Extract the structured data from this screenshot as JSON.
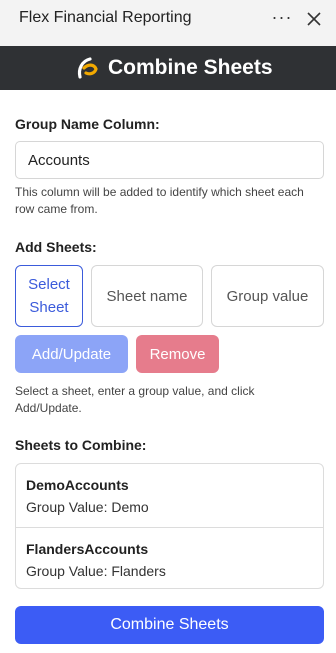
{
  "titlebar": {
    "title": "Flex Financial Reporting",
    "more_label": "···"
  },
  "header": {
    "title": "Combine Sheets",
    "background": "#2f3134",
    "logo_colors": [
      "#ffffff",
      "#f2a900"
    ]
  },
  "group_name": {
    "label": "Group Name Column:",
    "value": "Accounts",
    "help": "This column will be added to identify which sheet each row came from."
  },
  "add_sheets": {
    "label": "Add Sheets:",
    "select_button": "Select Sheet",
    "sheet_name_placeholder": "Sheet name",
    "group_value_placeholder": "Group value",
    "add_button": "Add/Update",
    "remove_button": "Remove",
    "help": "Select a sheet, enter a group value, and click Add/Update."
  },
  "sheets_to_combine": {
    "label": "Sheets to Combine:",
    "items": [
      {
        "name": "DemoAccounts",
        "group_value": "Group Value: Demo"
      },
      {
        "name": "FlandersAccounts",
        "group_value": "Group Value: Flanders"
      }
    ]
  },
  "combine_button": "Combine Sheets",
  "colors": {
    "primary": "#3c5cf5",
    "primary_light": "#8ca4f7",
    "danger_light": "#e67c8c",
    "select_outline": "#3b5bdb"
  }
}
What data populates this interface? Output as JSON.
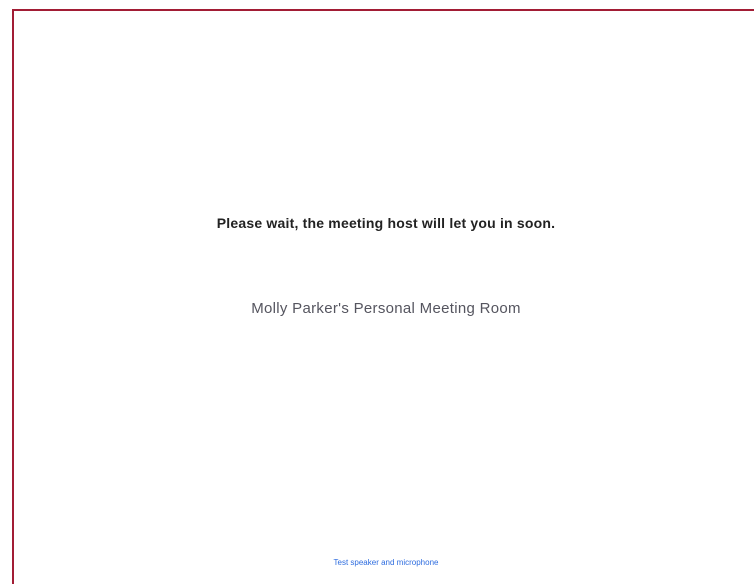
{
  "waiting_room": {
    "message": "Please wait, the meeting host will let you in soon.",
    "room_name": "Molly Parker's Personal Meeting Room",
    "audio_link": "Test speaker and microphone"
  },
  "colors": {
    "border": "#a21d35",
    "link": "#2d6cdf"
  }
}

**Exercise:**
Looking at the entries above, say how many lines contain the word "will". Only the number is wanted.

**Solution for this task:**
2